■ **What this task involves**:
Where a line in the listing below contains the word "Szwajcaria", copy that line.

■ **Task inputs**:
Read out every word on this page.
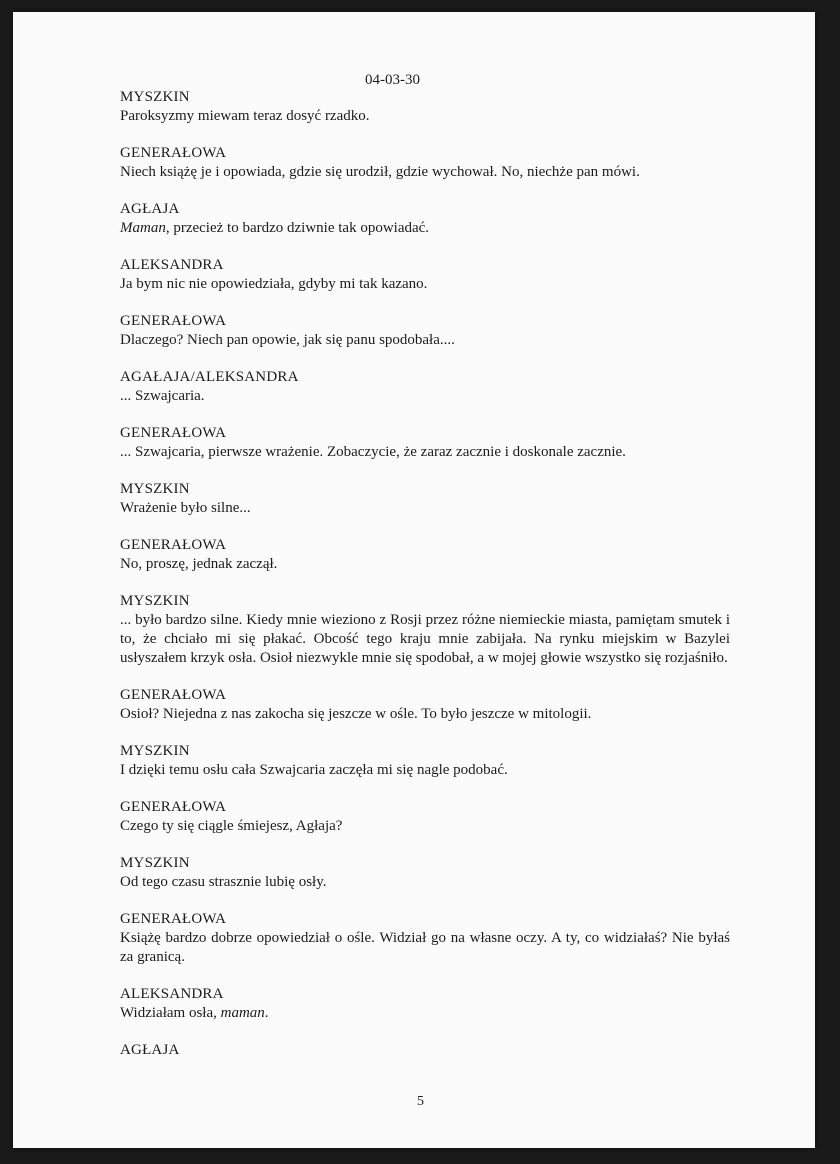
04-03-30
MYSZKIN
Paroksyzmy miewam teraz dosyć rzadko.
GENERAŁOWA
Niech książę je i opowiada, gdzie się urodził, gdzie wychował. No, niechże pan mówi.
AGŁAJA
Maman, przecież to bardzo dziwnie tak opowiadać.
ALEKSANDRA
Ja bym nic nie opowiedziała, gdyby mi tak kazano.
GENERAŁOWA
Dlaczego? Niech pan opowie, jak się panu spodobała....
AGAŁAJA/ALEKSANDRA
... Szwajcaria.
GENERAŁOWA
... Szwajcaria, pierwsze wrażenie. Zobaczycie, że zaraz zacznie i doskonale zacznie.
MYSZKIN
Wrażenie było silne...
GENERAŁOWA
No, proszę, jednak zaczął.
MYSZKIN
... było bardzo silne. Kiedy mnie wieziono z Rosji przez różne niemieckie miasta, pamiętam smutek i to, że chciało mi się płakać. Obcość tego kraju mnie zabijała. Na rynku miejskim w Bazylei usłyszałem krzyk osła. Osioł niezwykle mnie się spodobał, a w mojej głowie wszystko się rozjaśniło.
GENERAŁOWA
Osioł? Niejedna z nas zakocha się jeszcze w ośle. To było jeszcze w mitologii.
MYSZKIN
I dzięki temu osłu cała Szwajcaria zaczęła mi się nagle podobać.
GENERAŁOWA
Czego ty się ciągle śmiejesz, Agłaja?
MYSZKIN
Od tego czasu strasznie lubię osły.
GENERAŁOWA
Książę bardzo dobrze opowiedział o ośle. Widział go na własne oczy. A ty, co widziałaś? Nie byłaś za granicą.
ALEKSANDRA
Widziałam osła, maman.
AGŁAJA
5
--
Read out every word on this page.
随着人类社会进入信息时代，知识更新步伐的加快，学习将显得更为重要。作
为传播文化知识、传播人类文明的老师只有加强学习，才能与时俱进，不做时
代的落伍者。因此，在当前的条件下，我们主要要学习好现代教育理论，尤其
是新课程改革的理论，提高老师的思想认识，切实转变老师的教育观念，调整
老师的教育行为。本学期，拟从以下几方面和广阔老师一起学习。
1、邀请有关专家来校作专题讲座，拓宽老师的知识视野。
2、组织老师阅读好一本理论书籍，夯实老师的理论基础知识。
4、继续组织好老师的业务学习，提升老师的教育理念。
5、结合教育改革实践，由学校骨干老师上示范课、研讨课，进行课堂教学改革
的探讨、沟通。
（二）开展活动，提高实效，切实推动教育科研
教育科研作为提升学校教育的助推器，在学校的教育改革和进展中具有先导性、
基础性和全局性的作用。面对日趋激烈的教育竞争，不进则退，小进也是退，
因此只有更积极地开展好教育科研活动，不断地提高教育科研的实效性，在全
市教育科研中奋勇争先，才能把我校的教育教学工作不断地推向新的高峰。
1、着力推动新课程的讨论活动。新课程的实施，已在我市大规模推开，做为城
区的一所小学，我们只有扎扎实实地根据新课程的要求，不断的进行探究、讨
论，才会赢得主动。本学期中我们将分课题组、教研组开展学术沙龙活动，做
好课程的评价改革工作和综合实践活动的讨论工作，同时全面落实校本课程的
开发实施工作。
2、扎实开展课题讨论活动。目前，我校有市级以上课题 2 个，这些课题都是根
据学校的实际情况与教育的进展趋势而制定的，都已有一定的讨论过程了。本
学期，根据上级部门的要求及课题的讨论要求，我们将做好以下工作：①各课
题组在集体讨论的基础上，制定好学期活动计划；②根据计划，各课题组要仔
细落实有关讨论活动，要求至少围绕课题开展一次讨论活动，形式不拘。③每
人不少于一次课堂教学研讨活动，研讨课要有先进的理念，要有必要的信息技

■ **Task result**:
... Szwajcaria.
... Szwajcaria, pierwsze wrażenie. Zobaczycie, że zaraz zacznie i doskonale zacznie.
I dzięki temu osłu cała Szwajcaria zaczęła mi się nagle podobać.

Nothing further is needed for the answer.